** START Supplied material **

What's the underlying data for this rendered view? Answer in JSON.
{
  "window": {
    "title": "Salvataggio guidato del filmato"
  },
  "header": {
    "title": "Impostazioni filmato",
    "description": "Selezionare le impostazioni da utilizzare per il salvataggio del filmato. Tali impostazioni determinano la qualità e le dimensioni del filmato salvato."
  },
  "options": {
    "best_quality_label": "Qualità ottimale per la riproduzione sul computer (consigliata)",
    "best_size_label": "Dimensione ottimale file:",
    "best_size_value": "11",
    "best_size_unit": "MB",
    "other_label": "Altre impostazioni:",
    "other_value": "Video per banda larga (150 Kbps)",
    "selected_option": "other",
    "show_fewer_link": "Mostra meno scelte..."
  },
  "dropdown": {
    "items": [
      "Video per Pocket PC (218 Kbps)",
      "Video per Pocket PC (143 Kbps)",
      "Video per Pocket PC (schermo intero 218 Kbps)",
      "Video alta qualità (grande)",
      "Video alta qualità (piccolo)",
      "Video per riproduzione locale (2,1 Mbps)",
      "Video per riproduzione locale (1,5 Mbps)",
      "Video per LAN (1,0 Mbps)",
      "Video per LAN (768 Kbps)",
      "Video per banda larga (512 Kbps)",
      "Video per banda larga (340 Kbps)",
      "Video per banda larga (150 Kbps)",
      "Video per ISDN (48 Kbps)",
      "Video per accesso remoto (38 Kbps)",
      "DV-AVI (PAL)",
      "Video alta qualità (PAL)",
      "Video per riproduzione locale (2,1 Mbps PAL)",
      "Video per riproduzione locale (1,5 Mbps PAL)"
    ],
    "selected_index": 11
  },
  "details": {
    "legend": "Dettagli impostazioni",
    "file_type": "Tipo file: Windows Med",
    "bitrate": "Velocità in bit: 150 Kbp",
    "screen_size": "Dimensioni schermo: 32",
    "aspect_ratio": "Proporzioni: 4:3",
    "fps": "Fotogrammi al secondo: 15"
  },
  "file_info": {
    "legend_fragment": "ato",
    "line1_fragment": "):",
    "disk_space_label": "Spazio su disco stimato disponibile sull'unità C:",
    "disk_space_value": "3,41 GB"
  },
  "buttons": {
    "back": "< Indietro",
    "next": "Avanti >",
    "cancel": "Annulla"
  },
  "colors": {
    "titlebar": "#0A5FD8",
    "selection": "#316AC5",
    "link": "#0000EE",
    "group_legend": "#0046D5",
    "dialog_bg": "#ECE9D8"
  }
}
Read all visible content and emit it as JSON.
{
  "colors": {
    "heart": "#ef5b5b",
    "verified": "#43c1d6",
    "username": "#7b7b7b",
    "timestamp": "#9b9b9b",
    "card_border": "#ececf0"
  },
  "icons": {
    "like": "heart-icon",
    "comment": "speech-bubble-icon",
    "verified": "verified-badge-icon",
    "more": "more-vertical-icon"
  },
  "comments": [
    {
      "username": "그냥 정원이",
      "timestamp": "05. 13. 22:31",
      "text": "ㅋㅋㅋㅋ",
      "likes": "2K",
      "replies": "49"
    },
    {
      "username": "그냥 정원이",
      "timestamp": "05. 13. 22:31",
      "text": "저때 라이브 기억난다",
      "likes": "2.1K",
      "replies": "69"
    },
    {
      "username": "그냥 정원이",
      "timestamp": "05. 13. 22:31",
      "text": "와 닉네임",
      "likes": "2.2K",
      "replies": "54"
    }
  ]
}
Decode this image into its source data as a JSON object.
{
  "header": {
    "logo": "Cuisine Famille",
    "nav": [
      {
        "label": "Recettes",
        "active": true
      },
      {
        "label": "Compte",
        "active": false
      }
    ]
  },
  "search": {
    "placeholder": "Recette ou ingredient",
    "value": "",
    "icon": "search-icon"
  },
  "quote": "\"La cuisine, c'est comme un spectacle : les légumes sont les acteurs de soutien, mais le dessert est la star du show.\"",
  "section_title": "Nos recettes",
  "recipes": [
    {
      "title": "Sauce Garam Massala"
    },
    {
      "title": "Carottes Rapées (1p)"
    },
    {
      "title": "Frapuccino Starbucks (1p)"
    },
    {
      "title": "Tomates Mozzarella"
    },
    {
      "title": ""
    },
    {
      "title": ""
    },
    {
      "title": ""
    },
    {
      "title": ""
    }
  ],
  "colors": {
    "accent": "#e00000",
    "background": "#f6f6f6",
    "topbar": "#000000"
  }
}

** END Supplied material **

Show each line of the listing that holds the string "riproduzione".

■ **Task answer**
    "best_quality_label": "Qualità ottimale per la riproduzione sul computer (consigliata)",
      "Video per riproduzione locale (2,1 Mbps)",
      "Video per riproduzione locale (1,5 Mbps)",
      "Video per riproduzione locale (2,1 Mbps PAL)",
      "Video per riproduzione locale (1,5 Mbps PAL)"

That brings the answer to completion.